▸ Text provided:

------------

Shoveling For Sunshine
I’m on it. I checked.
In March, spring is slated to arrive on time. The sun will cross the equator around March 20, heralding the arrival of the new season.
Do you have your doubts?
Last year, it took more than a month for spring to remember its agreement, but it’s like this every year: life becomes a giant ketchup commercial, as we sit in anticipation of spring actually stepping up to the plate. It is the most rebellious of seasons.
I remember volunteering for a Girl Scout camping trip for my daughter’s troop. They set the date for June 15th, and I spent the night in a tent in six layers of clothes, cursing the spring and believing it should be banished altogether. We’d be a lot happier if we believed winter turned to summer without a buffer season. Every nice day thrown our way in May would feel like a gift from winter instead of evidence that spring went missing.
Spring fails us almost every year. Nothing that has been ranked so consistently a failure is still so coveted. We’re much too nice to spring.
And after this winter? Spring has a public relations problem on its hands.
This hasn’t been whimsical snow-globe weather. It’s been muscular. One storm stacked on another with barely a thaw between them. Weeks of sub-zero wind chills. Polar air dropping south like it owned the place. Airports shut down. Highways erased. Schools exhausting snow days before February had the decency to end.

------------

▸ Task brief:
Rewrite the spring essay from "In March, spring" up to and including "rebellious of seasons.", putting "coffee commercial" in place of "ketchup commercial".

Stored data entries
------------

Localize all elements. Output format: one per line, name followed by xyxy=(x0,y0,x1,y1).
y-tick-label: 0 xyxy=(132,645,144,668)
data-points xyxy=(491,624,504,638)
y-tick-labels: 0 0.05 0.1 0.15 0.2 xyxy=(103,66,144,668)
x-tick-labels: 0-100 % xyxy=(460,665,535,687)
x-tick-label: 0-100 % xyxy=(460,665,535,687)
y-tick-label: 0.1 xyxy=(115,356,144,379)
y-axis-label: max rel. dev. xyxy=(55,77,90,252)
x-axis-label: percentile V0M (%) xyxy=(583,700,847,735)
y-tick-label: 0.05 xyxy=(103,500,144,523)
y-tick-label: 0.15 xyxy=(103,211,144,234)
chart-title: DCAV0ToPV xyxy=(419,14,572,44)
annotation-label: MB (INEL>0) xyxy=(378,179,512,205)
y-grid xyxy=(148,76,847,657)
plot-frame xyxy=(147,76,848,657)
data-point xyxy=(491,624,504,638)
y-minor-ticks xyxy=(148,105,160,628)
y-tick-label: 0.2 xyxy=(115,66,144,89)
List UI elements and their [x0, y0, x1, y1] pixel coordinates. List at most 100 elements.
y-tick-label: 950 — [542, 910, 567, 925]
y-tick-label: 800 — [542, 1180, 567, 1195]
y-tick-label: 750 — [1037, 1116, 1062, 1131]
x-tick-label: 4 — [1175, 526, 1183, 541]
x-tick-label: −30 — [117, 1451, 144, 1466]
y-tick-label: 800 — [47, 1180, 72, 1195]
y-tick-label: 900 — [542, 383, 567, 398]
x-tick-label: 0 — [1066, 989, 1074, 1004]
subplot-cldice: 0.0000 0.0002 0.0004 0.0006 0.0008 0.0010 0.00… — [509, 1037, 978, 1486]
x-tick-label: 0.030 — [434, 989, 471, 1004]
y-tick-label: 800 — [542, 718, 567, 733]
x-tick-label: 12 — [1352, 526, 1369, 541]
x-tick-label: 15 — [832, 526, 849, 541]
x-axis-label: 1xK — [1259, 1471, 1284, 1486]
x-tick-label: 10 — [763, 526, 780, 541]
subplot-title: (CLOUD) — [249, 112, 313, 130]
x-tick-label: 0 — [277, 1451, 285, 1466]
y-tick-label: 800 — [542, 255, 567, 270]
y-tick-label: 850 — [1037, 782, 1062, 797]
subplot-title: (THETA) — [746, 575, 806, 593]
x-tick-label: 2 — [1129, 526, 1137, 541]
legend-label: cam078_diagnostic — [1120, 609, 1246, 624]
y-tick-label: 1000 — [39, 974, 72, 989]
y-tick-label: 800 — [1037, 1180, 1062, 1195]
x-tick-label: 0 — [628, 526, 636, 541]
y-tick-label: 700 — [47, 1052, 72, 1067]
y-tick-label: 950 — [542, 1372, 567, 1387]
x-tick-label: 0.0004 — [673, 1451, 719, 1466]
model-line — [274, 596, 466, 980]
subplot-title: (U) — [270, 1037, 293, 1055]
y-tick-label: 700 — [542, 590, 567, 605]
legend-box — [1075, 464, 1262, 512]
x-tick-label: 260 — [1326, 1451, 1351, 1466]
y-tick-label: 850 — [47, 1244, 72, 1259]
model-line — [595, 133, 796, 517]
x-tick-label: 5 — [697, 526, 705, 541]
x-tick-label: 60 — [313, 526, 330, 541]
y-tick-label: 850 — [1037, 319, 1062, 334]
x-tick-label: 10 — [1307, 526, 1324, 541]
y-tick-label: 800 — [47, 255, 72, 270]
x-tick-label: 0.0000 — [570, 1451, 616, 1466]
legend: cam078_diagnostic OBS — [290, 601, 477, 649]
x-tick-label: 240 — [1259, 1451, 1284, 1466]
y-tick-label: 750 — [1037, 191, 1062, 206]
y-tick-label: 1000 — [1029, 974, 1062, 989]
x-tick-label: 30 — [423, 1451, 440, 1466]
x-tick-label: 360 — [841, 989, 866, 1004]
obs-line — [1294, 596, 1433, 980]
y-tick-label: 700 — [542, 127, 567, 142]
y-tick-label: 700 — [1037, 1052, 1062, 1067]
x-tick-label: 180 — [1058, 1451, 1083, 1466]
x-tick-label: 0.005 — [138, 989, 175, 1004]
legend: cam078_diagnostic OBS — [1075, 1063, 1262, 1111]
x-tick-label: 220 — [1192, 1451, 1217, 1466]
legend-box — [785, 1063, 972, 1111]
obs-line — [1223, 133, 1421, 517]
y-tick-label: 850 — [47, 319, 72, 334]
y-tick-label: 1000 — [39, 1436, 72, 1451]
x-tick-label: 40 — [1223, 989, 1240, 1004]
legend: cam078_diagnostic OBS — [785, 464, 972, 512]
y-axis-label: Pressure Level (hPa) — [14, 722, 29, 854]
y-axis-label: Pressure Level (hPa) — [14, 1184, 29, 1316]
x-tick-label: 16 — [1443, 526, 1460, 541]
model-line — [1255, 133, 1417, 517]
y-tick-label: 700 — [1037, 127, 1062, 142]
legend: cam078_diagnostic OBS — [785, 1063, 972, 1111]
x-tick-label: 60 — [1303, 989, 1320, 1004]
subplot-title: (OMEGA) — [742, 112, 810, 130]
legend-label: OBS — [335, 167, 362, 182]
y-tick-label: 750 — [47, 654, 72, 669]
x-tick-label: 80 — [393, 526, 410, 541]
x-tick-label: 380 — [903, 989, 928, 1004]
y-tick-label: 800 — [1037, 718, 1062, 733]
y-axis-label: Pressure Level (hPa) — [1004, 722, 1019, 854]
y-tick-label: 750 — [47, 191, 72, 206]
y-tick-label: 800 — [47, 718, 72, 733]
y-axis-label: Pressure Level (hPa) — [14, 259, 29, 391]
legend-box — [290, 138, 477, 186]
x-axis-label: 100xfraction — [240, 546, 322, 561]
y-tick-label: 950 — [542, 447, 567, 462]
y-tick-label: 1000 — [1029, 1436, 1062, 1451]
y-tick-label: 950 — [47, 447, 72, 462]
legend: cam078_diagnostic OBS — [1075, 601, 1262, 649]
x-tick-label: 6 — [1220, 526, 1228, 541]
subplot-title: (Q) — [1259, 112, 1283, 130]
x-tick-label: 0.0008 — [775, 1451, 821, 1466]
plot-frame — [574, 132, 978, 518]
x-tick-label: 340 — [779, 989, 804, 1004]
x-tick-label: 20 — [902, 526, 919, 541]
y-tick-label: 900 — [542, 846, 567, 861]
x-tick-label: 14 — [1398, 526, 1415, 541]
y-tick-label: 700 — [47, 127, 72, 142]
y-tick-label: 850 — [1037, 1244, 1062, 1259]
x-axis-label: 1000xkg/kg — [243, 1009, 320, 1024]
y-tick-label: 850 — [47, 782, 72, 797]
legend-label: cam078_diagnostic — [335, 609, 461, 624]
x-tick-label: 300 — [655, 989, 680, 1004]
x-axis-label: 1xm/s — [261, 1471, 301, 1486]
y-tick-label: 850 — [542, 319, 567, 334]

------------

▸ Expected output:
In March, spring is slated to arrive on time. The sun will cross the equator around March 20, heralding the arrival of the new season.
Do you have your doubts?
Last year, it took more than a month for spring to remember its agreement, but it’s like this every year: life becomes a giant coffee commercial, as we sit in anticipation of spring actually stepping up to the plate. It is the most rebellious of seasons.